- [Brief]:
Print all the records exactly, please.

* Start Extracted data *

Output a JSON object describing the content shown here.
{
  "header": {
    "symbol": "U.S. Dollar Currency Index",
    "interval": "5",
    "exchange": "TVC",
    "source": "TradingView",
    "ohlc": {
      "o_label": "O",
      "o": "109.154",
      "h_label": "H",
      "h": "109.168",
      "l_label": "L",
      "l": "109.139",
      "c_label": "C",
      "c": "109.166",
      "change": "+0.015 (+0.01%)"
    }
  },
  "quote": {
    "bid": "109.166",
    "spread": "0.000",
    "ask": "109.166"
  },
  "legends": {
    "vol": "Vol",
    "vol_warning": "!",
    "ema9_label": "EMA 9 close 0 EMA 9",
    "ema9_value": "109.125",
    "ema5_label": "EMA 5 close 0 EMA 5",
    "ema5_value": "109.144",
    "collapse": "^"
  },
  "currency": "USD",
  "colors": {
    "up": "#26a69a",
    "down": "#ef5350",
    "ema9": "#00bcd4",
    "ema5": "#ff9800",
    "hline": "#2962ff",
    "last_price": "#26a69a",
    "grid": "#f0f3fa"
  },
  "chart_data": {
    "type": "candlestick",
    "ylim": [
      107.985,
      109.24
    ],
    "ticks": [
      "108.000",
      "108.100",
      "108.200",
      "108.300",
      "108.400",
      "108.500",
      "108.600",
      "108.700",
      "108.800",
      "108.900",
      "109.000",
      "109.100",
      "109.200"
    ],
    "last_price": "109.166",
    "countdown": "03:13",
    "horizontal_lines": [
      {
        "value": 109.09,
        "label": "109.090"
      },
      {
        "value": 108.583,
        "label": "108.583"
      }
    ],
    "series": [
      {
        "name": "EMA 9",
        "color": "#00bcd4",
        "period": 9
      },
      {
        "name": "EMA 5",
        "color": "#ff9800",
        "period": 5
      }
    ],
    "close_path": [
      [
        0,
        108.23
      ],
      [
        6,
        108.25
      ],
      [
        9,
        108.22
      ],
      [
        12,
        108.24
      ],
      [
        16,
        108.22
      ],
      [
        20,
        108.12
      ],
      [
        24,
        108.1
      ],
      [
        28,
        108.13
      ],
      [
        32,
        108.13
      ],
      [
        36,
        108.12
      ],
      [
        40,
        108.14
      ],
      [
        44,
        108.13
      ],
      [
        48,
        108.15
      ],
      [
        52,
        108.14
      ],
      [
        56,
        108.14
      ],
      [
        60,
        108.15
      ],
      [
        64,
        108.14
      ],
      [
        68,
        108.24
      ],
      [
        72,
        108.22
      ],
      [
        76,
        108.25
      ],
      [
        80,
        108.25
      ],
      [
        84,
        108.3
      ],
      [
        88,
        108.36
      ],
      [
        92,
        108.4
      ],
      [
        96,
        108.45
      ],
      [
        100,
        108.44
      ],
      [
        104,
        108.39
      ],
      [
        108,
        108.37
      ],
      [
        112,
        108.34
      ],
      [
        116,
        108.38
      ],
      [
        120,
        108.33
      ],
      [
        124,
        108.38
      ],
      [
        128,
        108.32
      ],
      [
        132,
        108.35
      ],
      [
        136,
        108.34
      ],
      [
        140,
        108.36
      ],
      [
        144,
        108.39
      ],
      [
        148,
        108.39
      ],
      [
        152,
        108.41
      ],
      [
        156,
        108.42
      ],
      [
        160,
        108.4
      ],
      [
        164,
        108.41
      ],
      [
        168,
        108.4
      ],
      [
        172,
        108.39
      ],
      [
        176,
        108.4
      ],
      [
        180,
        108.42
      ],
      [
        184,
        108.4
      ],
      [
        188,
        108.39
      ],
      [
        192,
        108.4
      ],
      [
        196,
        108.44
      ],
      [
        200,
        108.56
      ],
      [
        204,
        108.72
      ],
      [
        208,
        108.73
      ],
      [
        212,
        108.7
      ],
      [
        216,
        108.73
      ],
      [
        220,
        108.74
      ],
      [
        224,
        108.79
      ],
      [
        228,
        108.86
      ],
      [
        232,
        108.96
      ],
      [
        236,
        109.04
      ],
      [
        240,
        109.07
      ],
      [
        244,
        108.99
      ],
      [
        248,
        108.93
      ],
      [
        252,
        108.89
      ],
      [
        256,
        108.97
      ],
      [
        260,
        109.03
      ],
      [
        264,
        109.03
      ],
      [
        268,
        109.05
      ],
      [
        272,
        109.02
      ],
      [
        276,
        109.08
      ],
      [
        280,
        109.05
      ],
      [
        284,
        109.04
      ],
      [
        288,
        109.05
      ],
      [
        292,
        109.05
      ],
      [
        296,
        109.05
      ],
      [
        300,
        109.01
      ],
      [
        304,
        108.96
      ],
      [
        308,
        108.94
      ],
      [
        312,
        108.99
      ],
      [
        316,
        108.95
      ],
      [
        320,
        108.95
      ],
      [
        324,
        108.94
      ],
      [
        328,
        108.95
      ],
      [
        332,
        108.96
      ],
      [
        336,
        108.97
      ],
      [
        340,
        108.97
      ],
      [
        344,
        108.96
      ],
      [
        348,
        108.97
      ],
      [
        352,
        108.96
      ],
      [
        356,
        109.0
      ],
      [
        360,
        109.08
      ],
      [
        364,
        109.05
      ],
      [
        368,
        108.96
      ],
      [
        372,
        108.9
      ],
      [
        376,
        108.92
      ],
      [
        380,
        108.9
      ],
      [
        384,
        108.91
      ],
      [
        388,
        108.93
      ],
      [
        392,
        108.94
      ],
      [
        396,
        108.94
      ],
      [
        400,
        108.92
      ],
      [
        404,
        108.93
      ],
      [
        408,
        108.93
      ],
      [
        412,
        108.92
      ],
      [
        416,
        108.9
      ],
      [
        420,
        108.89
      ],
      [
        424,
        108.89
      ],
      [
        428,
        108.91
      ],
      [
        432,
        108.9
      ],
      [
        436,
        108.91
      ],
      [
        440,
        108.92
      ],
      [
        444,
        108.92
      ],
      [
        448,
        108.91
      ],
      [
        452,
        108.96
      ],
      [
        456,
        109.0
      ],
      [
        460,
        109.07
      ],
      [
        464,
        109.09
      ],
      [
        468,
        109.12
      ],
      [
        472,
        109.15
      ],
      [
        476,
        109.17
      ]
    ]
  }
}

* End Extracted data *

- [Complete answer]:
Output a JSON object describing the content shown here.
{
  "header": {
    "symbol": "U.S. Dollar Currency Index",
    "interval": "5",
    "exchange": "TVC",
    "source": "TradingView",
    "ohlc": {
      "o_label": "O",
      "o": "109.154",
      "h_label": "H",
      "h": "109.168",
      "l_label": "L",
      "l": "109.139",
      "c_label": "C",
      "c": "109.166",
      "change": "+0.015 (+0.01%)"
    }
  },
  "quote": {
    "bid": "109.166",
    "spread": "0.000",
    "ask": "109.166"
  },
  "legends": {
    "vol": "Vol",
    "vol_warning": "!",
    "ema9_label": "EMA 9 close 0 EMA 9",
    "ema9_value": "109.125",
    "ema5_label": "EMA 5 close 0 EMA 5",
    "ema5_value": "109.144",
    "collapse": "^"
  },
  "currency": "USD",
  "colors": {
    "up": "#26a69a",
    "down": "#ef5350",
    "ema9": "#00bcd4",
    "ema5": "#ff9800",
    "hline": "#2962ff",
    "last_price": "#26a69a",
    "grid": "#f0f3fa"
  },
  "chart_data": {
    "type": "candlestick",
    "ylim": [
      107.985,
      109.24
    ],
    "ticks": [
      "108.000",
      "108.100",
      "108.200",
      "108.300",
      "108.400",
      "108.500",
      "108.600",
      "108.700",
      "108.800",
      "108.900",
      "109.000",
      "109.100",
      "109.200"
    ],
    "last_price": "109.166",
    "countdown": "03:13",
    "horizontal_lines": [
      {
        "value": 109.09,
        "label": "109.090"
      },
      {
        "value": 108.583,
        "label": "108.583"
      }
    ],
    "series": [
      {
        "name": "EMA 9",
        "color": "#00bcd4",
        "period": 9
      },
      {
        "name": "EMA 5",
        "color": "#ff9800",
        "period": 5
      }
    ],
    "close_path": [
      [
        0,
        108.23
      ],
      [
        6,
        108.25
      ],
      [
        9,
        108.22
      ],
      [
        12,
        108.24
      ],
      [
        16,
        108.22
      ],
      [
        20,
        108.12
      ],
      [
        24,
        108.1
      ],
      [
        28,
        108.13
      ],
      [
        32,
        108.13
      ],
      [
        36,
        108.12
      ],
      [
        40,
        108.14
      ],
      [
        44,
        108.13
      ],
      [
        48,
        108.15
      ],
      [
        52,
        108.14
      ],
      [
        56,
        108.14
      ],
      [
        60,
        108.15
      ],
      [
        64,
        108.14
      ],
      [
        68,
        108.24
      ],
      [
        72,
        108.22
      ],
      [
        76,
        108.25
      ],
      [
        80,
        108.25
      ],
      [
        84,
        108.3
      ],
      [
        88,
        108.36
      ],
      [
        92,
        108.4
      ],
      [
        96,
        108.45
      ],
      [
        100,
        108.44
      ],
      [
        104,
        108.39
      ],
      [
        108,
        108.37
      ],
      [
        112,
        108.34
      ],
      [
        116,
        108.38
      ],
      [
        120,
        108.33
      ],
      [
        124,
        108.38
      ],
      [
        128,
        108.32
      ],
      [
        132,
        108.35
      ],
      [
        136,
        108.34
      ],
      [
        140,
        108.36
      ],
      [
        144,
        108.39
      ],
      [
        148,
        108.39
      ],
      [
        152,
        108.41
      ],
      [
        156,
        108.42
      ],
      [
        160,
        108.4
      ],
      [
        164,
        108.41
      ],
      [
        168,
        108.4
      ],
      [
        172,
        108.39
      ],
      [
        176,
        108.4
      ],
      [
        180,
        108.42
      ],
      [
        184,
        108.4
      ],
      [
        188,
        108.39
      ],
      [
        192,
        108.4
      ],
      [
        196,
        108.44
      ],
      [
        200,
        108.56
      ],
      [
        204,
        108.72
      ],
      [
        208,
        108.73
      ],
      [
        212,
        108.7
      ],
      [
        216,
        108.73
      ],
      [
        220,
        108.74
      ],
      [
        224,
        108.79
      ],
      [
        228,
        108.86
      ],
      [
        232,
        108.96
      ],
      [
        236,
        109.04
      ],
      [
        240,
        109.07
      ],
      [
        244,
        108.99
      ],
      [
        248,
        108.93
      ],
      [
        252,
        108.89
      ],
      [
        256,
        108.97
      ],
      [
        260,
        109.03
      ],
      [
        264,
        109.03
      ],
      [
        268,
        109.05
      ],
      [
        272,
        109.02
      ],
      [
        276,
        109.08
      ],
      [
        280,
        109.05
      ],
      [
        284,
        109.04
      ],
      [
        288,
        109.05
      ],
      [
        292,
        109.05
      ],
      [
        296,
        109.05
      ],
      [
        300,
        109.01
      ],
      [
        304,
        108.96
      ],
      [
        308,
        108.94
      ],
      [
        312,
        108.99
      ],
      [
        316,
        108.95
      ],
      [
        320,
        108.95
      ],
      [
        324,
        108.94
      ],
      [
        328,
        108.95
      ],
      [
        332,
        108.96
      ],
      [
        336,
        108.97
      ],
      [
        340,
        108.97
      ],
      [
        344,
        108.96
      ],
      [
        348,
        108.97
      ],
      [
        352,
        108.96
      ],
      [
        356,
        109.0
      ],
      [
        360,
        109.08
      ],
      [
        364,
        109.05
      ],
      [
        368,
        108.96
      ],
      [
        372,
        108.9
      ],
      [
        376,
        108.92
      ],
      [
        380,
        108.9
      ],
      [
        384,
        108.91
      ],
      [
        388,
        108.93
      ],
      [
        392,
        108.94
      ],
      [
        396,
        108.94
      ],
      [
        400,
        108.92
      ],
      [
        404,
        108.93
      ],
      [
        408,
        108.93
      ],
      [
        412,
        108.92
      ],
      [
        416,
        108.9
      ],
      [
        420,
        108.89
      ],
      [
        424,
        108.89
      ],
      [
        428,
        108.91
      ],
      [
        432,
        108.9
      ],
      [
        436,
        108.91
      ],
      [
        440,
        108.92
      ],
      [
        444,
        108.92
      ],
      [
        448,
        108.91
      ],
      [
        452,
        108.96
      ],
      [
        456,
        109.0
      ],
      [
        460,
        109.07
      ],
      [
        464,
        109.09
      ],
      [
        468,
        109.12
      ],
      [
        472,
        109.15
      ],
      [
        476,
        109.17
      ]
    ]
  }
}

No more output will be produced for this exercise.